CHALLENGE: Where a line holds the string "from", return that line.

====== TASK INPUT ======

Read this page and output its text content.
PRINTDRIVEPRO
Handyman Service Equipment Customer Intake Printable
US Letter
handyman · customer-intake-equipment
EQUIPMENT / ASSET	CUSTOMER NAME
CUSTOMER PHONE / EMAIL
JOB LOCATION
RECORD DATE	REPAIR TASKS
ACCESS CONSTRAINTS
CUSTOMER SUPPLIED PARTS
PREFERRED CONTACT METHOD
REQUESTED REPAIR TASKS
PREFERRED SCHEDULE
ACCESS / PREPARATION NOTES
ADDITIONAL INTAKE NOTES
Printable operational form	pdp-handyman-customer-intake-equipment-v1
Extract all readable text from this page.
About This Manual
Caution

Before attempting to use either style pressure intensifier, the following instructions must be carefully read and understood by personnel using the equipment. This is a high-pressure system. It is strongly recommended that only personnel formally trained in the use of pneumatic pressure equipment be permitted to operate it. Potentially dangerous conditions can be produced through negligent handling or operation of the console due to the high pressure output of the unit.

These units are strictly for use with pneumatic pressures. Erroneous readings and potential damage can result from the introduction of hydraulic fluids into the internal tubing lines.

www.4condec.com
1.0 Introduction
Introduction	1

======
====== TASK INPUT ======

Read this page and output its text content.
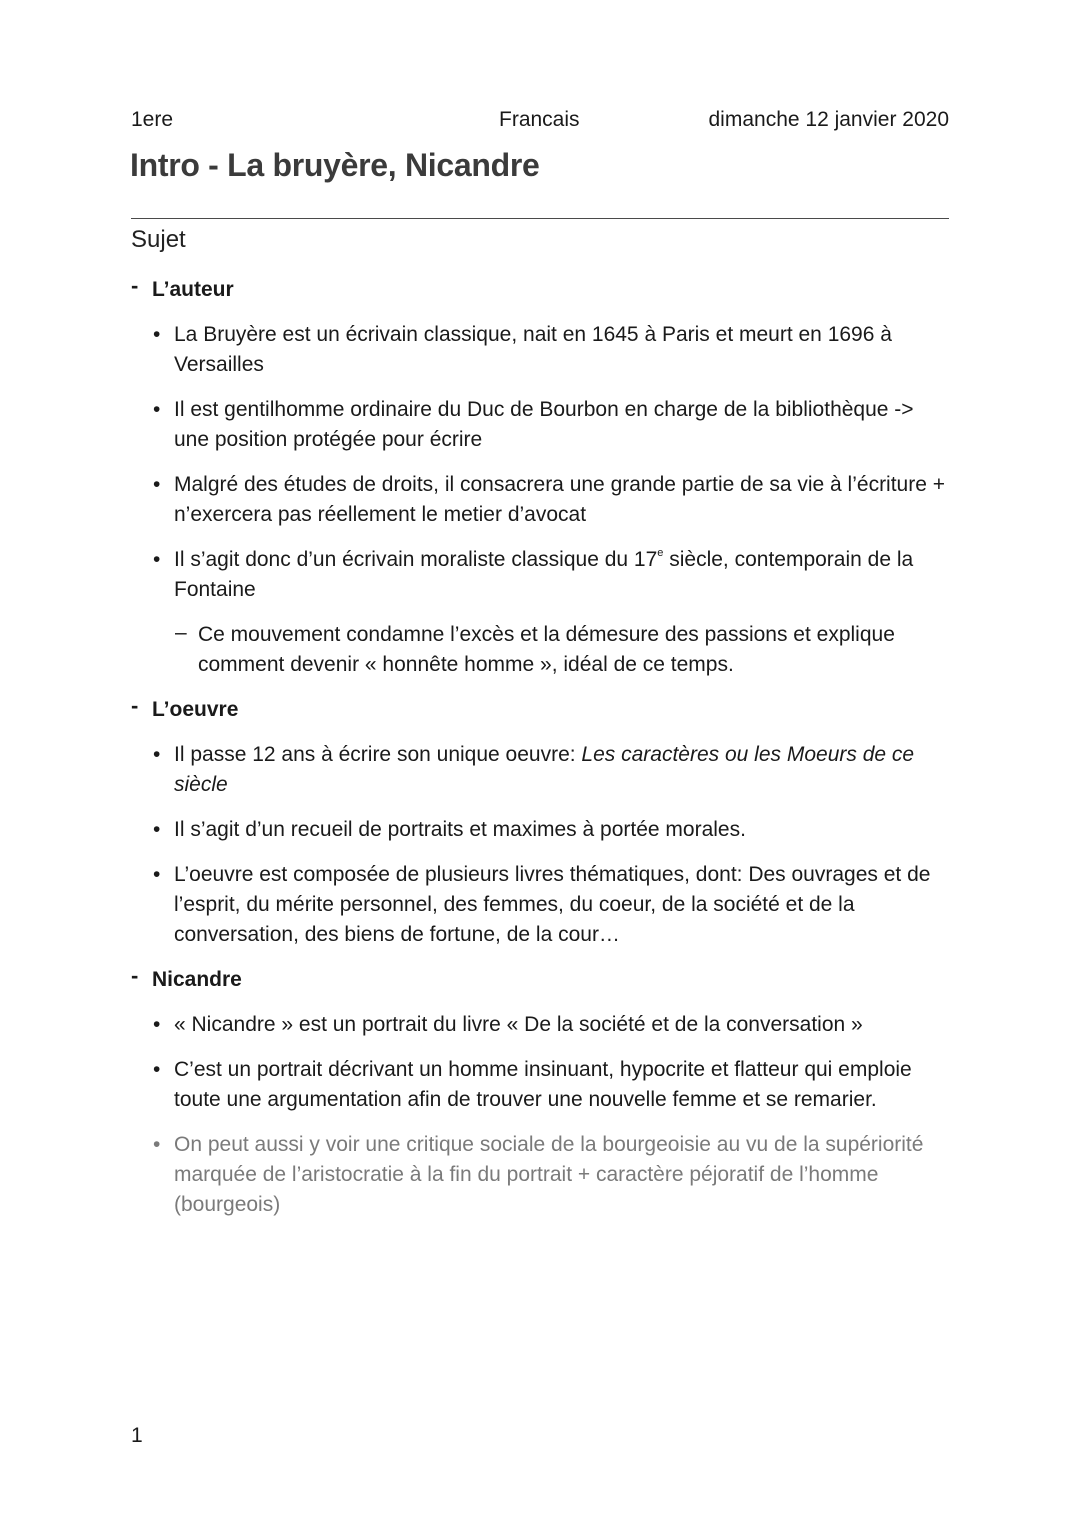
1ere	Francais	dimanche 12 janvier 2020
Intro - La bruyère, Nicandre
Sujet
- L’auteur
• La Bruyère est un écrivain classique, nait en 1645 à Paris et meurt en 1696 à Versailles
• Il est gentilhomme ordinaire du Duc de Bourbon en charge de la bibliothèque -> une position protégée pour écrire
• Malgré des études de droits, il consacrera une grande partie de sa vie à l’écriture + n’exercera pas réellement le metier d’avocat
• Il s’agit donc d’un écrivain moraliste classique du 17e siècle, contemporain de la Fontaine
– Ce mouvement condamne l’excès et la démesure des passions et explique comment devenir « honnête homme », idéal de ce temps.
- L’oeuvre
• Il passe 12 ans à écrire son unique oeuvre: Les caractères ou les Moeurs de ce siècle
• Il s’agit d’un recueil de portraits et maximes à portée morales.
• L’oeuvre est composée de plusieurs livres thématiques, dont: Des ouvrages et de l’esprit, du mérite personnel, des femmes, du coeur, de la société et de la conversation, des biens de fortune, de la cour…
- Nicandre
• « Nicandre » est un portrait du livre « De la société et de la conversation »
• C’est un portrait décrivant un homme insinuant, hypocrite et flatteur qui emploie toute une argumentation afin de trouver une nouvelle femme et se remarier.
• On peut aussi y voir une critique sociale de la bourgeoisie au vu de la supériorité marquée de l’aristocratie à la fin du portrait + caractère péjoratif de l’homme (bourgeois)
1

======

RESPONSE FOR THIS EXERCISE:
Extract all readable text from this page.
These units are strictly for use with pneumatic pressures. Erroneous readings and potential damage can result from the introduction of hydraulic fluids into the internal tubing lines.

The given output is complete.